# Exercise instructions
Within the records below, find each line that holds the string "tormenta", then copy it.

# Data entries
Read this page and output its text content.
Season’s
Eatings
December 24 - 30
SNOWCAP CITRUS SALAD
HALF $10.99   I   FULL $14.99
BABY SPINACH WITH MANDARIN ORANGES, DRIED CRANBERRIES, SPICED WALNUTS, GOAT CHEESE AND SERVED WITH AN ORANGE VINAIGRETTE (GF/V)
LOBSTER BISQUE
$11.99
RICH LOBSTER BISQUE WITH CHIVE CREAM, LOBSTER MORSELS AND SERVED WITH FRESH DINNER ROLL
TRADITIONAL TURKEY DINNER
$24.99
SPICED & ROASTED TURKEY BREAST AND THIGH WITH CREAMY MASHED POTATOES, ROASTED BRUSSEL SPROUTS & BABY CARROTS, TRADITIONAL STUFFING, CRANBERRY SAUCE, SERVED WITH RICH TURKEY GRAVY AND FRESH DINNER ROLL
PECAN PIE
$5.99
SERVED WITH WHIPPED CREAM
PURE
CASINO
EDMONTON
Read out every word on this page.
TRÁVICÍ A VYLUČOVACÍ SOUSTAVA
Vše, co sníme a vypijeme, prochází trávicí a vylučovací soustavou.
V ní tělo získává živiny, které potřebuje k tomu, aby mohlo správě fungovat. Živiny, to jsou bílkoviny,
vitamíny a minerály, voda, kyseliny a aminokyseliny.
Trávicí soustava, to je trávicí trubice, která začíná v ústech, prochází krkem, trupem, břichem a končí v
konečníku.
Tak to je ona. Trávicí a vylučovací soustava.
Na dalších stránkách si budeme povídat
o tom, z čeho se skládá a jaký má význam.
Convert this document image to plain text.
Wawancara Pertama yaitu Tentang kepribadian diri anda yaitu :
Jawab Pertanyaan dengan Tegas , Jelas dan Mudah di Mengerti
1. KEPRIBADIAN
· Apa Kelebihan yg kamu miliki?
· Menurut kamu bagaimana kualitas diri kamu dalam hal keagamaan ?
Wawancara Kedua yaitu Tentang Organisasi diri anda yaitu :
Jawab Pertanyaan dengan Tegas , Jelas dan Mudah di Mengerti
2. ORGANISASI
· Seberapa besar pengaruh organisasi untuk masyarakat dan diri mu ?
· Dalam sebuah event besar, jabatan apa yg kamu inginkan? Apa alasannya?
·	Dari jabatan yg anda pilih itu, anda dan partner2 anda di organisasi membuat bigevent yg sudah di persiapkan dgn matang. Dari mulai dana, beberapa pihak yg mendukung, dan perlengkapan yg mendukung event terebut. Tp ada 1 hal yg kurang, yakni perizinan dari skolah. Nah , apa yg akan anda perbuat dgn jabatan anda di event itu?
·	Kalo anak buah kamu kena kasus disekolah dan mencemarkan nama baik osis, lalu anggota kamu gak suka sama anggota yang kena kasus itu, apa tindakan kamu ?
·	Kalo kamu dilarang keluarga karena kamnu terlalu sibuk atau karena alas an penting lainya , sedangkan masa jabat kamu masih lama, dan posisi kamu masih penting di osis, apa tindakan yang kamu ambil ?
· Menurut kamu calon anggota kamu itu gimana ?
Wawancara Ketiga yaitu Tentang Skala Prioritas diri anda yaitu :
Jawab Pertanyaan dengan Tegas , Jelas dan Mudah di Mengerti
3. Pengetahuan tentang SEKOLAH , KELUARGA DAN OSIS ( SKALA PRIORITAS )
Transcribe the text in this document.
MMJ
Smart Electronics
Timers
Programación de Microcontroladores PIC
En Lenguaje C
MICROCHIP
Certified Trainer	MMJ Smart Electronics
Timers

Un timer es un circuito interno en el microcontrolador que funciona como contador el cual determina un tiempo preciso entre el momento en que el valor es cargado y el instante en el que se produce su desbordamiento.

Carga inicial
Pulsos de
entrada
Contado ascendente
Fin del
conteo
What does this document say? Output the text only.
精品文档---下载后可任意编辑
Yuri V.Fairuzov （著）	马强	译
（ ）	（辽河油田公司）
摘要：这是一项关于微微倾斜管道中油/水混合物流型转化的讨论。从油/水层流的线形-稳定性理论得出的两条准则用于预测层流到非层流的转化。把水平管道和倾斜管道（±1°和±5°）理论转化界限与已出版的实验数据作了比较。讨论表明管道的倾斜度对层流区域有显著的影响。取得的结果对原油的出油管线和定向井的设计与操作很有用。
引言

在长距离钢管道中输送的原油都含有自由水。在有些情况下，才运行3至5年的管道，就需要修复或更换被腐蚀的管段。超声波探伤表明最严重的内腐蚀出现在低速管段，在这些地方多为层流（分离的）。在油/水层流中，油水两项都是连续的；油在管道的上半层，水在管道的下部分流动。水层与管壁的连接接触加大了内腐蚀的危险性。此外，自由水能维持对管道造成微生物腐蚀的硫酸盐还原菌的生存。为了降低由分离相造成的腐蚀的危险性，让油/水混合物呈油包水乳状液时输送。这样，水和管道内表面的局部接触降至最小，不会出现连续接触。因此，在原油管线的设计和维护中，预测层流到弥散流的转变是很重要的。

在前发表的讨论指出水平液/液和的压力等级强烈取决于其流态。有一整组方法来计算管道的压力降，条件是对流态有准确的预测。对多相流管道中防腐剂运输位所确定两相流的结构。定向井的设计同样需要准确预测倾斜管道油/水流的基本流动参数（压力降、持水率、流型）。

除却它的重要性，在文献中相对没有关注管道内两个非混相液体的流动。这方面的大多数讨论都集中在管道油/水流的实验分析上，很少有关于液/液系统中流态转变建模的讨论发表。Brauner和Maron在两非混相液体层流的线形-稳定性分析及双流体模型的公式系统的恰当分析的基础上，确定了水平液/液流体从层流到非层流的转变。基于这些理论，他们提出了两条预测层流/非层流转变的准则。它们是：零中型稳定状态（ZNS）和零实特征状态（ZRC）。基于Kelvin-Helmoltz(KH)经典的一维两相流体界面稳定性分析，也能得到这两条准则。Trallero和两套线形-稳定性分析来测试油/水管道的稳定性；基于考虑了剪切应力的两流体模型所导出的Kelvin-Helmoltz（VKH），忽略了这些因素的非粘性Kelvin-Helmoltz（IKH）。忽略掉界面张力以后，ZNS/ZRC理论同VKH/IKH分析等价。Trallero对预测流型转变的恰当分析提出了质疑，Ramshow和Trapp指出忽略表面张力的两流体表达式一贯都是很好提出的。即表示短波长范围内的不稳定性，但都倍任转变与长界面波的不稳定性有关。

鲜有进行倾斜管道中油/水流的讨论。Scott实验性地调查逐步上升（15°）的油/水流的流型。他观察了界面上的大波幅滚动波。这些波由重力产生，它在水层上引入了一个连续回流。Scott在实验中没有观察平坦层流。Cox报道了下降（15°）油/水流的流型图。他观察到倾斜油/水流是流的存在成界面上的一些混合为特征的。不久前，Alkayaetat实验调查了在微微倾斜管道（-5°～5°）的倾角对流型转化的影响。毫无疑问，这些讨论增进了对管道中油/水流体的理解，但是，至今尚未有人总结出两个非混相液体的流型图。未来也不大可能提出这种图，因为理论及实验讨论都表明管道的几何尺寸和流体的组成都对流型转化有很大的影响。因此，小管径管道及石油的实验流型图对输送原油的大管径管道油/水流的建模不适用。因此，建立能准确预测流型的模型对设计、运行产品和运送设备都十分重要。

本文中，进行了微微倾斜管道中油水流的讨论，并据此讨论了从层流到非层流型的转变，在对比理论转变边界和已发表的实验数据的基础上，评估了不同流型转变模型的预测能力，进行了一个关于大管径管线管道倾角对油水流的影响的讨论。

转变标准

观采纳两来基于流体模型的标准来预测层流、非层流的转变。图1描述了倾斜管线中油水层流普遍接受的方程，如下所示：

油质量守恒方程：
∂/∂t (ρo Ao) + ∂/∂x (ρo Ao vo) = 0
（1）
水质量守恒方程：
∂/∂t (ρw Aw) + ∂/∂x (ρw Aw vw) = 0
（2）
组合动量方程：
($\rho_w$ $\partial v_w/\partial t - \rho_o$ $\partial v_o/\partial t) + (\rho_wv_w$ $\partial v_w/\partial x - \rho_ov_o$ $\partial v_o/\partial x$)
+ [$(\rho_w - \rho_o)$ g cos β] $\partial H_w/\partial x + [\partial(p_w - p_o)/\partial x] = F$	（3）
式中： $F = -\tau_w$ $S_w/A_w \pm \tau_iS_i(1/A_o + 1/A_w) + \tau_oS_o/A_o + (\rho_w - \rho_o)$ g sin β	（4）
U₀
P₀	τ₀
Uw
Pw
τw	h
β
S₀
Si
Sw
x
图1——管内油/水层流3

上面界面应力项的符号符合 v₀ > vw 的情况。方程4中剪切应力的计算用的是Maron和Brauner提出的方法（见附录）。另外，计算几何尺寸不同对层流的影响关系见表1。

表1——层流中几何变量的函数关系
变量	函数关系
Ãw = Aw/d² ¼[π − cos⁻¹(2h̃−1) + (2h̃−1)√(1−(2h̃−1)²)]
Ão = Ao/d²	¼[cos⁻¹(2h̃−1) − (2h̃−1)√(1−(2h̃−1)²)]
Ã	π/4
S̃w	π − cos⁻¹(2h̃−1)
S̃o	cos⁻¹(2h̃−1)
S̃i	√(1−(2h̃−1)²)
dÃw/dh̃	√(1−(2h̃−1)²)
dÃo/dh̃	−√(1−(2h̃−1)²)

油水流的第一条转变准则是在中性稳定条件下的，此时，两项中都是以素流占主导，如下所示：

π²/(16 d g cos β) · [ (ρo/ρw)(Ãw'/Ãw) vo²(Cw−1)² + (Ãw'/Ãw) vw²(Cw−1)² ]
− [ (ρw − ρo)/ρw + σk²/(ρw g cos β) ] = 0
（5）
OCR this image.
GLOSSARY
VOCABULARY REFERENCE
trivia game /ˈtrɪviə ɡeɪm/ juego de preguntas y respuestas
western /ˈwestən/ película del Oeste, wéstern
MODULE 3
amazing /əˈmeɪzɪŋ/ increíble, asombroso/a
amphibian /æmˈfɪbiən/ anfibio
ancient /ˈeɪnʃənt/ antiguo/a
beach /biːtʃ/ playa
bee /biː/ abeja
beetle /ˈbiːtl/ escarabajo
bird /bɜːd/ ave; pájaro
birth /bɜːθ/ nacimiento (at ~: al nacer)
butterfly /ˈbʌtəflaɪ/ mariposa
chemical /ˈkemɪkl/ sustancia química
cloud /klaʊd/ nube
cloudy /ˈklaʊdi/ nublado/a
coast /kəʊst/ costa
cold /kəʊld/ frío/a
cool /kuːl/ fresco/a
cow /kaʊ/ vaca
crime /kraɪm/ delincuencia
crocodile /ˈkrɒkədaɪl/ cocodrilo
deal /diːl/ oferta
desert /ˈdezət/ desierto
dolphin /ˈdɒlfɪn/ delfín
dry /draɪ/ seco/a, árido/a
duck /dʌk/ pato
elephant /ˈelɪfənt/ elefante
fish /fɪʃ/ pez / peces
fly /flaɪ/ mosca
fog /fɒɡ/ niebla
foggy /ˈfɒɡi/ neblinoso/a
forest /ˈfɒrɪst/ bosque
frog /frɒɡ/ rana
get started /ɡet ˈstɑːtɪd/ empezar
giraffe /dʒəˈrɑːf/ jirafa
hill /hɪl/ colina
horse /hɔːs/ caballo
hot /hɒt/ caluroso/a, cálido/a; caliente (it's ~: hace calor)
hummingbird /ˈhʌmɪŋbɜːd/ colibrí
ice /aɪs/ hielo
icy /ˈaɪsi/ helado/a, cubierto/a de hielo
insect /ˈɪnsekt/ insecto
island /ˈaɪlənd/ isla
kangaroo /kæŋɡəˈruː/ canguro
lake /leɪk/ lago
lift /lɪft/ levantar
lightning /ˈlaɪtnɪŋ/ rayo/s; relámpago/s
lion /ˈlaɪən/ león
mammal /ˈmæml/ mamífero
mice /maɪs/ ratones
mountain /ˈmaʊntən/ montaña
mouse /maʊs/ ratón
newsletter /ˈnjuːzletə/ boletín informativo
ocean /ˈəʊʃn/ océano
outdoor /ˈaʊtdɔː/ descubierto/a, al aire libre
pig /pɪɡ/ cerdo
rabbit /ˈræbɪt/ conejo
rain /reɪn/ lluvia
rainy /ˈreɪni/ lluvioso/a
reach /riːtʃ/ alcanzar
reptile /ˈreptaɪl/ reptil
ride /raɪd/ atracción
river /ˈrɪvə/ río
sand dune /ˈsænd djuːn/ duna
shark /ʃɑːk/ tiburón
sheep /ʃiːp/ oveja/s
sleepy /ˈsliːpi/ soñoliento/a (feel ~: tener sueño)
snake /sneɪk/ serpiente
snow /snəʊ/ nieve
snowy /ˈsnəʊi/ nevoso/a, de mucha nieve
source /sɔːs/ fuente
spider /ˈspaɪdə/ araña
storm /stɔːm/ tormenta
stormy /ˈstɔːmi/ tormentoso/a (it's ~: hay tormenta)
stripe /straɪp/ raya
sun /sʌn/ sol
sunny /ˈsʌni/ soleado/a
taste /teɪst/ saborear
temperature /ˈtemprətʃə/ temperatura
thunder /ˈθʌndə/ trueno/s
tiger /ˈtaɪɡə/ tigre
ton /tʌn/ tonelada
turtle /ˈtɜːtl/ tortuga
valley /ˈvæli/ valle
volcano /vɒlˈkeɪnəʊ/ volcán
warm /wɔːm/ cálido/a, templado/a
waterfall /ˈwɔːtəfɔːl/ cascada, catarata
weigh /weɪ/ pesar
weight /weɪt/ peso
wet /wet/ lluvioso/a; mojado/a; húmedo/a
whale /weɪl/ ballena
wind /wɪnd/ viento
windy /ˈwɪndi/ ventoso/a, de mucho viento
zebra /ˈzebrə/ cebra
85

# Answer to this exercise
storm /stɔːm/ tormenta
stormy /ˈstɔːmi/ tormentoso/a (it's ~: hay tormenta)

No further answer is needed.